◆ **Aim of the task**
Strip the pictures and reproduce the rest of the listing exactly.

■ ■ ■

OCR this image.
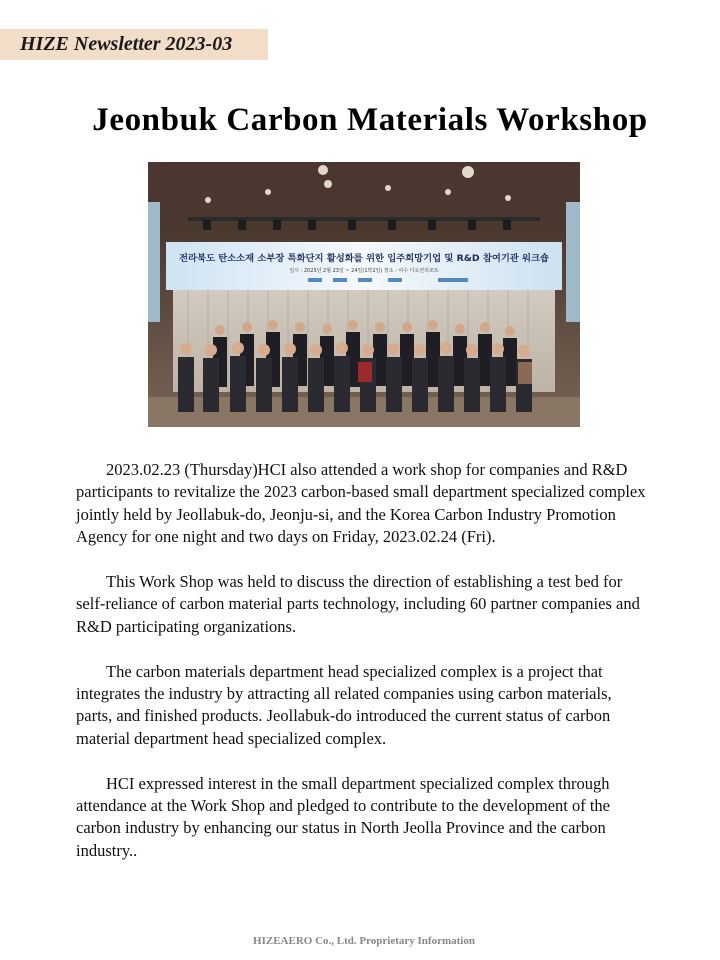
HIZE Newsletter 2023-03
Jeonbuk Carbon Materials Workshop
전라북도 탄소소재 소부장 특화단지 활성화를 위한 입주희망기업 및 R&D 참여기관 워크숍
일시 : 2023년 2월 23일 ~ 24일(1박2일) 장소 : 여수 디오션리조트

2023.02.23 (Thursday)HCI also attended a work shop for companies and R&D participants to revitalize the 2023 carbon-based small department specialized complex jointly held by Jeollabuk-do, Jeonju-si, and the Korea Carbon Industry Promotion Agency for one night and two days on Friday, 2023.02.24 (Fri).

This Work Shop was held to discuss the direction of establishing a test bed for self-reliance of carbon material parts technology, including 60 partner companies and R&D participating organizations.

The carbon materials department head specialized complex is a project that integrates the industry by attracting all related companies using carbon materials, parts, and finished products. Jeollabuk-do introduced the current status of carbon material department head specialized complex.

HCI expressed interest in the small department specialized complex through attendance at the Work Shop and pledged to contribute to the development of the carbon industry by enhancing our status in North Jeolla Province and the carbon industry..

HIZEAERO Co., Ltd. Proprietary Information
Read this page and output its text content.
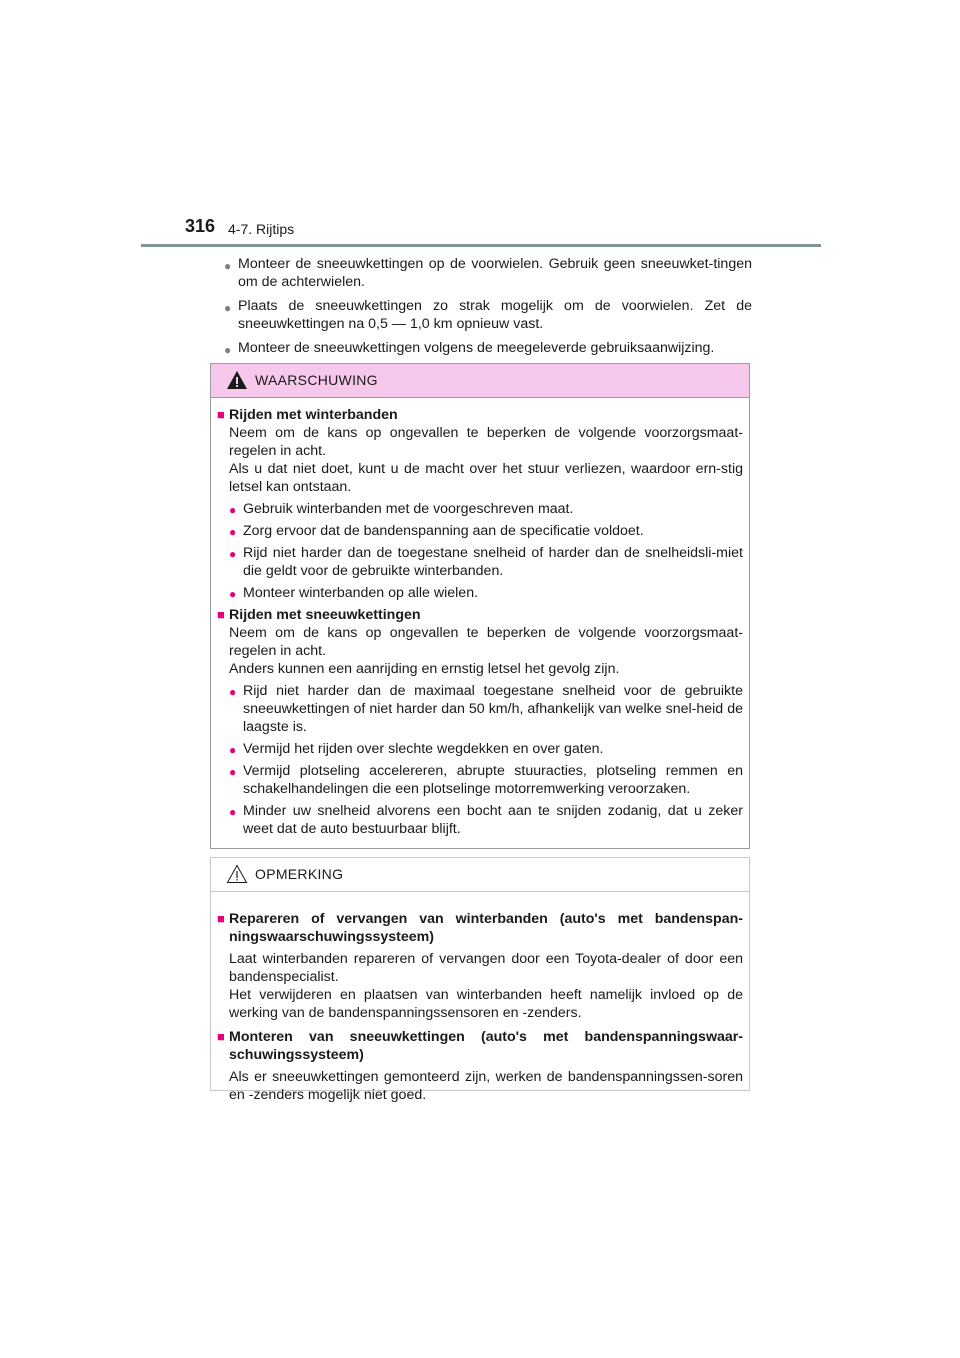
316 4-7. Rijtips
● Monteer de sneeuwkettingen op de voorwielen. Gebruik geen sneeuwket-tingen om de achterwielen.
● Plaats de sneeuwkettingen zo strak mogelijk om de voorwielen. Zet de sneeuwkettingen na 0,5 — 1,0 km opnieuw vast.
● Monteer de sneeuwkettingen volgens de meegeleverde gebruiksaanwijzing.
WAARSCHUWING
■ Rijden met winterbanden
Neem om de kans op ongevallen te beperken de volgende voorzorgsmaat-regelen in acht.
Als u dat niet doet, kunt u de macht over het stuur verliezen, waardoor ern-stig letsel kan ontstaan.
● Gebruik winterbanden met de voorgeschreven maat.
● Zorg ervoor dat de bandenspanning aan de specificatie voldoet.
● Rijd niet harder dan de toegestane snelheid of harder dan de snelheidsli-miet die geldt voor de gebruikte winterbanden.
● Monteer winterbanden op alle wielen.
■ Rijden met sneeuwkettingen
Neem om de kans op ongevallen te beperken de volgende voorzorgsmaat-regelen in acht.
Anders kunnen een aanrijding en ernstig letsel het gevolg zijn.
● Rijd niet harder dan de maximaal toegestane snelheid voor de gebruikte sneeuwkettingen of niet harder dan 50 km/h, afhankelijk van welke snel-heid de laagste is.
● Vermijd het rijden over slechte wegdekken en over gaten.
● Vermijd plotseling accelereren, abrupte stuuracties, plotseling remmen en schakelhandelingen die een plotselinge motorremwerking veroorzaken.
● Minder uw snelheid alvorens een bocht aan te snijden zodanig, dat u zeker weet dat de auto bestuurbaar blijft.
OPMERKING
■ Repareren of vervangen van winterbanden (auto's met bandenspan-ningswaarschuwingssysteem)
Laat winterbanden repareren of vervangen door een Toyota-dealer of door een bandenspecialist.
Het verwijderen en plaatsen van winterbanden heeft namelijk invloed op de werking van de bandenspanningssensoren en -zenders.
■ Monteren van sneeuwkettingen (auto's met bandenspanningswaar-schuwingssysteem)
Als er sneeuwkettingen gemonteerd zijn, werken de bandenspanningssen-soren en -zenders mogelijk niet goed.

■ ■ ■

◆ **Full output**
OCR this image.
HIZE Newsletter 2023-03
Jeonbuk Carbon Materials Workshop
전라북도 탄소소재 소부장 특화단지 활성화를 위한 입주희망기업 및 R&D 참여기관 워크숍
일시 : 2023년 2월 23일 ~ 24일(1박2일) 장소 : 여수 디오션리조트

2023.02.23 (Thursday)HCI also attended a work shop for companies and R&D participants to revitalize the 2023 carbon-based small department specialized complex jointly held by Jeollabuk-do, Jeonju-si, and the Korea Carbon Industry Promotion Agency for one night and two days on Friday, 2023.02.24 (Fri).

This Work Shop was held to discuss the direction of establishing a test bed for self-reliance of carbon material parts technology, including 60 partner companies and R&D participating organizations.

The carbon materials department head specialized complex is a project that integrates the industry by attracting all related companies using carbon materials, parts, and finished products. Jeollabuk-do introduced the current status of carbon material department head specialized complex.

HCI expressed interest in the small department specialized complex through attendance at the Work Shop and pledged to contribute to the development of the carbon industry by enhancing our status in North Jeolla Province and the carbon industry..

HIZEAERO Co., Ltd. Proprietary Information
Read this page and output its text content.
316 4-7. Rijtips
● Monteer de sneeuwkettingen op de voorwielen. Gebruik geen sneeuwket-tingen om de achterwielen.
● Plaats de sneeuwkettingen zo strak mogelijk om de voorwielen. Zet de sneeuwkettingen na 0,5 — 1,0 km opnieuw vast.
● Monteer de sneeuwkettingen volgens de meegeleverde gebruiksaanwijzing.
WAARSCHUWING
■ Rijden met winterbanden
Neem om de kans op ongevallen te beperken de volgende voorzorgsmaat-regelen in acht.
Als u dat niet doet, kunt u de macht over het stuur verliezen, waardoor ern-stig letsel kan ontstaan.
● Gebruik winterbanden met de voorgeschreven maat.
● Zorg ervoor dat de bandenspanning aan de specificatie voldoet.
● Rijd niet harder dan de toegestane snelheid of harder dan de snelheidsli-miet die geldt voor de gebruikte winterbanden.
● Monteer winterbanden op alle wielen.
■ Rijden met sneeuwkettingen
Neem om de kans op ongevallen te beperken de volgende voorzorgsmaat-regelen in acht.
Anders kunnen een aanrijding en ernstig letsel het gevolg zijn.
● Rijd niet harder dan de maximaal toegestane snelheid voor de gebruikte sneeuwkettingen of niet harder dan 50 km/h, afhankelijk van welke snel-heid de laagste is.
● Vermijd het rijden over slechte wegdekken en over gaten.
● Vermijd plotseling accelereren, abrupte stuuracties, plotseling remmen en schakelhandelingen die een plotselinge motorremwerking veroorzaken.
● Minder uw snelheid alvorens een bocht aan te snijden zodanig, dat u zeker weet dat de auto bestuurbaar blijft.
OPMERKING
■ Repareren of vervangen van winterbanden (auto's met bandenspan-ningswaarschuwingssysteem)
Laat winterbanden repareren of vervangen door een Toyota-dealer of door een bandenspecialist.
Het verwijderen en plaatsen van winterbanden heeft namelijk invloed op de werking van de bandenspanningssensoren en -zenders.
■ Monteren van sneeuwkettingen (auto's met bandenspanningswaar-schuwingssysteem)
Als er sneeuwkettingen gemonteerd zijn, werken de bandenspanningssen-soren en -zenders mogelijk niet goed.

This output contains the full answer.